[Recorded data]
○ ○ ○ ○ ○ ○ ○
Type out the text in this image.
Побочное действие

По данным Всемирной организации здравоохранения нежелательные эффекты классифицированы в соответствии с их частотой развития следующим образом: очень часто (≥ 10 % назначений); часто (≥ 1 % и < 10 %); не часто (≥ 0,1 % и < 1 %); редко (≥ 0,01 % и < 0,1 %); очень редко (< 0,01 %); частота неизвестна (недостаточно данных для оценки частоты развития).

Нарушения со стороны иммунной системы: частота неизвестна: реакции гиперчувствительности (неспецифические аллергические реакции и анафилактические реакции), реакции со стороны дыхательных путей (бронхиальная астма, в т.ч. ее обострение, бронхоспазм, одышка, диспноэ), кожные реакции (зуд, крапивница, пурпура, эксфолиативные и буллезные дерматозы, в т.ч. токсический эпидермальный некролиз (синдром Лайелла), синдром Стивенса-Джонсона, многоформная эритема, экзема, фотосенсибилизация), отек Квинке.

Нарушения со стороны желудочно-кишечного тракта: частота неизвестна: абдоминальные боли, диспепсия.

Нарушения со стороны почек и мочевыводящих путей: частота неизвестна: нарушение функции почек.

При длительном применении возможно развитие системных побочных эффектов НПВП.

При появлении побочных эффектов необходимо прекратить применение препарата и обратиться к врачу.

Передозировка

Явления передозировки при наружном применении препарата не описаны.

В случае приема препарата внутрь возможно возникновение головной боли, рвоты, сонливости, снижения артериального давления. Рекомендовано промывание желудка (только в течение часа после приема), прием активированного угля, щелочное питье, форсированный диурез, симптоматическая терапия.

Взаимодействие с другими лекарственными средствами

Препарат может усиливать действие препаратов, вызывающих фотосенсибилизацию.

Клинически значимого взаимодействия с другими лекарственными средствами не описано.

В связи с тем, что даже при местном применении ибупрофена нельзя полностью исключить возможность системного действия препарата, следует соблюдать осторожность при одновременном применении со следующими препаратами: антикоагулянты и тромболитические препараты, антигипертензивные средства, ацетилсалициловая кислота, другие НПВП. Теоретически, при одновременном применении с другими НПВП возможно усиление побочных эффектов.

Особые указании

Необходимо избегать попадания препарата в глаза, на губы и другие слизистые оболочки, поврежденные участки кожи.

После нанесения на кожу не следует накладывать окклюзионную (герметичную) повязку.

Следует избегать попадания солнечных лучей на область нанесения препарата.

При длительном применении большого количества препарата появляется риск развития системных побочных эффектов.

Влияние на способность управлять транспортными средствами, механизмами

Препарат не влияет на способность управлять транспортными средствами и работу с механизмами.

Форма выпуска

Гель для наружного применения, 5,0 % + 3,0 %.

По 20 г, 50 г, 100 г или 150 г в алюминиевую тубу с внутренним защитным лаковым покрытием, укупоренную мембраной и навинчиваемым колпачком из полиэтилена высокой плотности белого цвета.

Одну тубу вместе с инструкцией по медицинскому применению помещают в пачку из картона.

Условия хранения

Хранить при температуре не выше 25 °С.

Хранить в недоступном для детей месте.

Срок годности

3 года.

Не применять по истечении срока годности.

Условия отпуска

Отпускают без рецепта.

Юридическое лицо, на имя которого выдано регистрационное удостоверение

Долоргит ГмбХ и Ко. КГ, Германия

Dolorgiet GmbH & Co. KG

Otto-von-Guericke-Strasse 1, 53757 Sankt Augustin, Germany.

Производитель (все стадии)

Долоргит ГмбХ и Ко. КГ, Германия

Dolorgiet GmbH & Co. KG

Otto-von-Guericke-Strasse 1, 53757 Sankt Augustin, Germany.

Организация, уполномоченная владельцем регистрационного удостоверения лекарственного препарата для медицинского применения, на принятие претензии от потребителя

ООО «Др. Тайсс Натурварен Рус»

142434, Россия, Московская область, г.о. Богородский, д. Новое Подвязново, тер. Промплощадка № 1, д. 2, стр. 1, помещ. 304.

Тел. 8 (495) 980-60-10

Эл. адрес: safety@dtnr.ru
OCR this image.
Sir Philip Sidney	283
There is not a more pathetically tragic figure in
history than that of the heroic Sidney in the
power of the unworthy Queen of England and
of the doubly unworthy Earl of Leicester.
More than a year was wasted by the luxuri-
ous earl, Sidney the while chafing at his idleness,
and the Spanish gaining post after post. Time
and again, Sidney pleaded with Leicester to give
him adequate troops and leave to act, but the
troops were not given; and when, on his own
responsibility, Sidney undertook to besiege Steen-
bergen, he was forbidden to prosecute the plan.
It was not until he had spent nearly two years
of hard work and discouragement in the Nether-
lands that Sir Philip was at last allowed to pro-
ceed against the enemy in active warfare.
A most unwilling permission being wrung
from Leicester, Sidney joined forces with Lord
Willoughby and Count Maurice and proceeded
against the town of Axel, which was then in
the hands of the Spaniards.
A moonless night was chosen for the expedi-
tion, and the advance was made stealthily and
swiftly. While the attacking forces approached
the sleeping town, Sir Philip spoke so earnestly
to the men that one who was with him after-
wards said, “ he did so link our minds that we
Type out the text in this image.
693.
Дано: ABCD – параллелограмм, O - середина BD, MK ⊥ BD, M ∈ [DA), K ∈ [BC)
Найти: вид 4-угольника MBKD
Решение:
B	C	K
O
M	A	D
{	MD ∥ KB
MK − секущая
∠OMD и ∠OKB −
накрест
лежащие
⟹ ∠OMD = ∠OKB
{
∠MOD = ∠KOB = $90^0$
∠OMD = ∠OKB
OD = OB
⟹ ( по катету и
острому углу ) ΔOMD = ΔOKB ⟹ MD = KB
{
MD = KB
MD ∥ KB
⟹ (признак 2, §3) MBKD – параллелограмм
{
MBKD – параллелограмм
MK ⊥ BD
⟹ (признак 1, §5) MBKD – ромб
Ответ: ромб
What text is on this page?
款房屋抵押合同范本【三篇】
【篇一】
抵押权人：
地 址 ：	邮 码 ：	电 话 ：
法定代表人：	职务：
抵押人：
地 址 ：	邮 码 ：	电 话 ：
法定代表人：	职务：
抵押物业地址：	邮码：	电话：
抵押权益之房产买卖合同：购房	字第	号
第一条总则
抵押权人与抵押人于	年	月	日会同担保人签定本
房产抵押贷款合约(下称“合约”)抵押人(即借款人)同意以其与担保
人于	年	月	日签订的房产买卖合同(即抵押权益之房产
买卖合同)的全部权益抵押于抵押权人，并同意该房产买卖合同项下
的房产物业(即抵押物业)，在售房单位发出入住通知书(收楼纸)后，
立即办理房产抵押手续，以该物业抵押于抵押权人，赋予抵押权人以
○ ○ ○ ○ ○ ○ ○
▶ _WHAT IS REQUIRED_:
Find the line containing "What text is on this page?". Reproduce it exactly, along with every line after it through the last.

▶ _TASK RESPONSE_:
What text is on this page?
款房屋抵押合同范本【三篇】
【篇一】
抵押权人：
地 址 ：	邮 码 ：	电 话 ：
法定代表人：	职务：
抵押人：
地 址 ：	邮 码 ：	电 话 ：
法定代表人：	职务：
抵押物业地址：	邮码：	电话：
抵押权益之房产买卖合同：购房	字第	号
第一条总则
抵押权人与抵押人于	年	月	日会同担保人签定本
房产抵押贷款合约(下称“合约”)抵押人(即借款人)同意以其与担保
人于	年	月	日签订的房产买卖合同(即抵押权益之房产
买卖合同)的全部权益抵押于抵押权人，并同意该房产买卖合同项下
的房产物业(即抵押物业)，在售房单位发出入住通知书(收楼纸)后，
立即办理房产抵押手续，以该物业抵押于抵押权人，赋予抵押权人以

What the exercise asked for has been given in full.